Problem A - Transcribe the microRNA passage between "MicroRNAs (miRNAs) are" and "clinical trials [4].", inclusive.
Problem B - In the microRNA passage, what is Miravirsen an antagonist of?

Selected passage -
MicroRNAs (miRNAs) are known to promote post-transcriptional fine-tuning of gene expression through complementary binding to target mRNA sequences [1]. Their wide-reaching effects are attributed to the fact that a single miRNA can target dozens to hundreds of genes, often affecting multiple nodes of a given signaling pathway [1]. In the liver, miRNAs are believed to orchestrate cell lineage differentiation during organ development, the modulation of homeostatic liver functions such as cholesterol and lipid metabolism, and disease [2, 3]. Clinically, miRNAs hold prognostic and therapeutic value both as biomarkers and therapeutic targets. For example, Miravirsen is a miR-122 antagonist emerging as a promising treatment for hepatitis C infection, which has progressed through Phase 2a clinical trials [4].

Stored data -
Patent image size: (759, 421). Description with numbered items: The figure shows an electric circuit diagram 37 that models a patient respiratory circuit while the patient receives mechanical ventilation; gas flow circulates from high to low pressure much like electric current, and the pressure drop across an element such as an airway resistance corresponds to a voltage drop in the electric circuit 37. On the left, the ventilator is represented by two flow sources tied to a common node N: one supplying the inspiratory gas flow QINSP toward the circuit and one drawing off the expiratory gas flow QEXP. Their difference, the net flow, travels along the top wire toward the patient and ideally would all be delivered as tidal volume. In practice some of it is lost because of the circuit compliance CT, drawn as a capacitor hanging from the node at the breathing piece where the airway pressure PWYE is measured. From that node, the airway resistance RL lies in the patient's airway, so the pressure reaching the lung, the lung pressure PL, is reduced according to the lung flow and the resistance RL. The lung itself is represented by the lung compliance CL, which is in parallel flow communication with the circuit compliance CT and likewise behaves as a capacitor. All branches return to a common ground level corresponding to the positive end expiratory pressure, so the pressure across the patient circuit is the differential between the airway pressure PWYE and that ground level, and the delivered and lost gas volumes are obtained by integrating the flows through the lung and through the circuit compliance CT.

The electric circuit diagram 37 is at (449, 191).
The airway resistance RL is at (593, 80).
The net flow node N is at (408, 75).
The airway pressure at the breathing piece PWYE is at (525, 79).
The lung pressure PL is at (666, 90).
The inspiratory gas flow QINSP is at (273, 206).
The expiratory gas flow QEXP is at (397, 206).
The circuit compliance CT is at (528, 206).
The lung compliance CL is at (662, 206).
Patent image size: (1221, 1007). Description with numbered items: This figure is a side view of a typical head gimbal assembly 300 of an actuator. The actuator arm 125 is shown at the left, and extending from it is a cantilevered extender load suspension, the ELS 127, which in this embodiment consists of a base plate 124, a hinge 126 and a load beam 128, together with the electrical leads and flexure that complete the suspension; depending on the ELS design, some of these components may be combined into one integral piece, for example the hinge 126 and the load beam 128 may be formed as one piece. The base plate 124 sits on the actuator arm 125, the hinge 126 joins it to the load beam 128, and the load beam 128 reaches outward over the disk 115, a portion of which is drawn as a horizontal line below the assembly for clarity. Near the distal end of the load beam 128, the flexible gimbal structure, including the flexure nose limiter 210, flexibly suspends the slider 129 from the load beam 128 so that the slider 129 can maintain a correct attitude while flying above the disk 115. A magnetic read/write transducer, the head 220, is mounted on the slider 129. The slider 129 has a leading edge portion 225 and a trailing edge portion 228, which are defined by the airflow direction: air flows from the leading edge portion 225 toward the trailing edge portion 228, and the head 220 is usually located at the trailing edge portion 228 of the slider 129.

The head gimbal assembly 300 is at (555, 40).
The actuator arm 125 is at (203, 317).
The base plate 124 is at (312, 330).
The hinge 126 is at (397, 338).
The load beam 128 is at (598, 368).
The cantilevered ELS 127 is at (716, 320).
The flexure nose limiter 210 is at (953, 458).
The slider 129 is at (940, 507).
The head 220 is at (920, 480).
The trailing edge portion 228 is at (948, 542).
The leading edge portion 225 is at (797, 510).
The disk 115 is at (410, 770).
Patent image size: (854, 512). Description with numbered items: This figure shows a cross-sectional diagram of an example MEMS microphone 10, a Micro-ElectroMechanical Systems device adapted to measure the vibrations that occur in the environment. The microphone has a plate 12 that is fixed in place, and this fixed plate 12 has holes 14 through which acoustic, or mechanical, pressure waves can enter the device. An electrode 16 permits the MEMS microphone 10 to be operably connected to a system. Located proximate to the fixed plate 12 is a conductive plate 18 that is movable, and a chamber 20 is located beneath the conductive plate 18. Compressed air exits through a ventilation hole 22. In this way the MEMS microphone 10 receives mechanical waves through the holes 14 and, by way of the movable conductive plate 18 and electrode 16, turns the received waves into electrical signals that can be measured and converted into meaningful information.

Exercise result A -
MicroRNAs (miRNAs) are known to promote post-transcriptional fine-tuning of gene expression through complementary binding to target mRNA sequences [1]. Their wide-reaching effects are attributed to the fact that a single miRNA can target dozens to hundreds of genes, often affecting multiple nodes of a given signaling pathway [1]. In the liver, miRNAs are believed to orchestrate cell lineage differentiation during organ development, the modulation of homeostatic liver functions such as cholesterol and lipid metabolism, and disease [2, 3]. Clinically, miRNAs hold prognostic and therapeutic value both as biomarkers and therapeutic targets. For example, Miravirsen is a miR-122 antagonist emerging as a promising treatment for hepatitis C infection, which has progressed through Phase 2a clinical trials [4].

Exercise result B - miR-122